• Exercise requirements:
Filter the records below down to lines containing "JSON".

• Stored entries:
▽

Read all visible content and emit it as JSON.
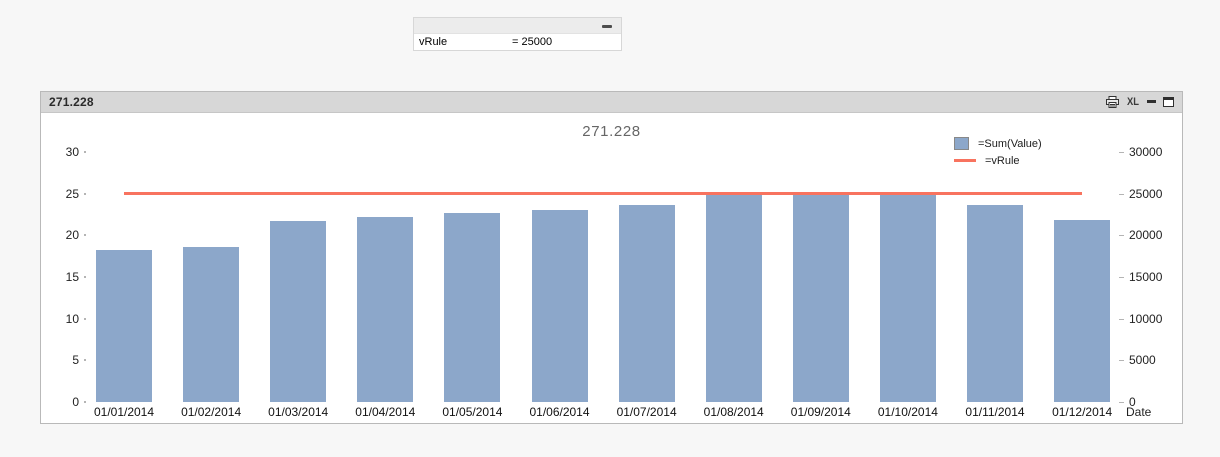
{
  "page": {
    "background": "#f7f7f7"
  },
  "input_box": {
    "variable": {
      "name": "vRule",
      "value": "= 25000"
    }
  },
  "chart_window": {
    "caption": {
      "title": "271.228",
      "excel_label": "XL",
      "icons": [
        "printer-icon",
        "excel-export-button",
        "minimize-icon",
        "maximize-icon"
      ]
    }
  },
  "chart_data": {
    "type": "bar",
    "title": "271.228",
    "categories": [
      "01/01/2014",
      "01/02/2014",
      "01/03/2014",
      "01/04/2014",
      "01/05/2014",
      "01/06/2014",
      "01/07/2014",
      "01/08/2014",
      "01/09/2014",
      "01/10/2014",
      "01/11/2014",
      "01/12/2014"
    ],
    "series": [
      {
        "name": "=Sum(Value)",
        "type": "bar",
        "axis": "left",
        "color": "#8ca7ca",
        "values": [
          18.3,
          18.6,
          21.7,
          22.2,
          22.7,
          23.1,
          23.7,
          25.1,
          25.1,
          25.1,
          23.7,
          21.9
        ]
      },
      {
        "name": "=vRule",
        "type": "line",
        "axis": "right",
        "color": "#f8735f",
        "value": 25000
      }
    ],
    "xlabel": "Date",
    "left_axis": {
      "range": [
        0,
        30
      ],
      "ticks": [
        0,
        5,
        10,
        15,
        20,
        25,
        30
      ]
    },
    "right_axis": {
      "range": [
        0,
        30000
      ],
      "ticks": [
        0,
        5000,
        10000,
        15000,
        20000,
        25000,
        30000
      ]
    },
    "legend_position": "top-right",
    "grid": false,
    "total_label": "271.228"
  }
}
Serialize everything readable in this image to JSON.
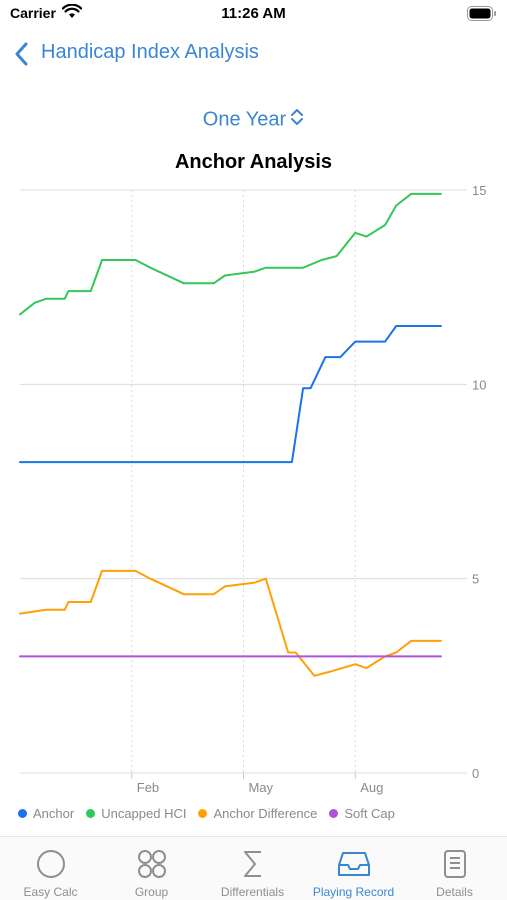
{
  "status_bar": {
    "carrier": "Carrier",
    "time": "11:26 AM"
  },
  "nav": {
    "back_title": "Handicap Index Analysis"
  },
  "range_selector": {
    "label": "One Year"
  },
  "chart_data": {
    "type": "line",
    "title": "Anchor Analysis",
    "xlabel": "",
    "ylabel": "",
    "ylim": [
      0,
      15
    ],
    "y_ticks": [
      "15",
      "10",
      "5",
      "0"
    ],
    "x_ticks": [
      {
        "label": "Feb",
        "x": 2
      },
      {
        "label": "May",
        "x": 5
      },
      {
        "label": "Aug",
        "x": 8
      }
    ],
    "xlim": [
      -1,
      11
    ],
    "grid": true,
    "legend_position": "bottom",
    "series": [
      {
        "name": "Anchor",
        "color": "#1a73e8",
        "points": [
          [
            -1,
            8
          ],
          [
            6.3,
            8
          ],
          [
            6.6,
            9.9
          ],
          [
            6.8,
            9.9
          ],
          [
            7.2,
            10.7
          ],
          [
            7.6,
            10.7
          ],
          [
            8,
            11.1
          ],
          [
            8.8,
            11.1
          ],
          [
            9.1,
            11.5
          ],
          [
            10.3,
            11.5
          ]
        ]
      },
      {
        "name": "Uncapped HCI",
        "color": "#34c759",
        "points": [
          [
            -1,
            11.8
          ],
          [
            -0.6,
            12.1
          ],
          [
            -0.3,
            12.2
          ],
          [
            0.2,
            12.2
          ],
          [
            0.3,
            12.4
          ],
          [
            0.6,
            12.4
          ],
          [
            0.9,
            12.4
          ],
          [
            1.2,
            13.2
          ],
          [
            2.1,
            13.2
          ],
          [
            2.5,
            13
          ],
          [
            3.4,
            12.6
          ],
          [
            4.2,
            12.6
          ],
          [
            4.5,
            12.8
          ],
          [
            5.3,
            12.9
          ],
          [
            5.6,
            13
          ],
          [
            6.2,
            13
          ],
          [
            6.6,
            13
          ],
          [
            7.1,
            13.2
          ],
          [
            7.5,
            13.3
          ],
          [
            8,
            13.9
          ],
          [
            8.3,
            13.8
          ],
          [
            8.8,
            14.1
          ],
          [
            9.1,
            14.6
          ],
          [
            9.5,
            14.9
          ],
          [
            10.3,
            14.9
          ]
        ]
      },
      {
        "name": "Anchor Difference",
        "color": "#ff9f0a",
        "points": [
          [
            -1,
            4.1
          ],
          [
            -0.3,
            4.2
          ],
          [
            0.2,
            4.2
          ],
          [
            0.3,
            4.4
          ],
          [
            0.9,
            4.4
          ],
          [
            1.2,
            5.2
          ],
          [
            2.1,
            5.2
          ],
          [
            2.5,
            5
          ],
          [
            3.4,
            4.6
          ],
          [
            4.2,
            4.6
          ],
          [
            4.5,
            4.8
          ],
          [
            5.3,
            4.9
          ],
          [
            5.6,
            5
          ],
          [
            6.2,
            3.1
          ],
          [
            6.4,
            3.1
          ],
          [
            6.9,
            2.5
          ],
          [
            7.3,
            2.6
          ],
          [
            8,
            2.8
          ],
          [
            8.3,
            2.7
          ],
          [
            8.8,
            3
          ],
          [
            9.1,
            3.1
          ],
          [
            9.5,
            3.4
          ],
          [
            10.3,
            3.4
          ]
        ]
      },
      {
        "name": "Soft Cap",
        "color": "#af52de",
        "points": [
          [
            -1,
            3
          ],
          [
            10.3,
            3
          ]
        ]
      }
    ]
  },
  "tabs": [
    {
      "label": "Easy Calc",
      "icon": "circle-icon",
      "active": false
    },
    {
      "label": "Group",
      "icon": "group-circles-icon",
      "active": false
    },
    {
      "label": "Differentials",
      "icon": "sigma-icon",
      "active": false
    },
    {
      "label": "Playing Record",
      "icon": "tray-icon",
      "active": true
    },
    {
      "label": "Details",
      "icon": "document-icon",
      "active": false
    }
  ],
  "colors": {
    "accent": "#3a86d4",
    "inactive": "#8e8e93"
  }
}
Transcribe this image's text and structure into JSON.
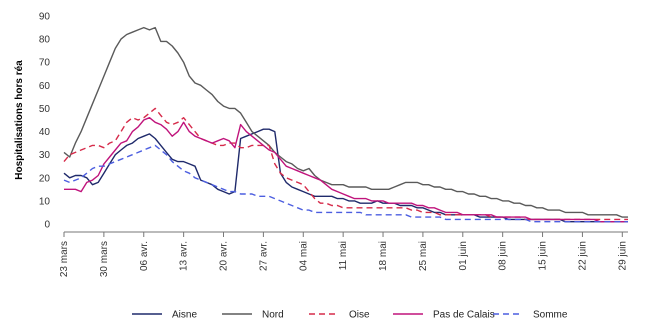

△

• Task response:
Read all visible content and emit it as JSON.
Serialize everything readable in this image to JSON.
Transcribe this image's text and structure into JSON.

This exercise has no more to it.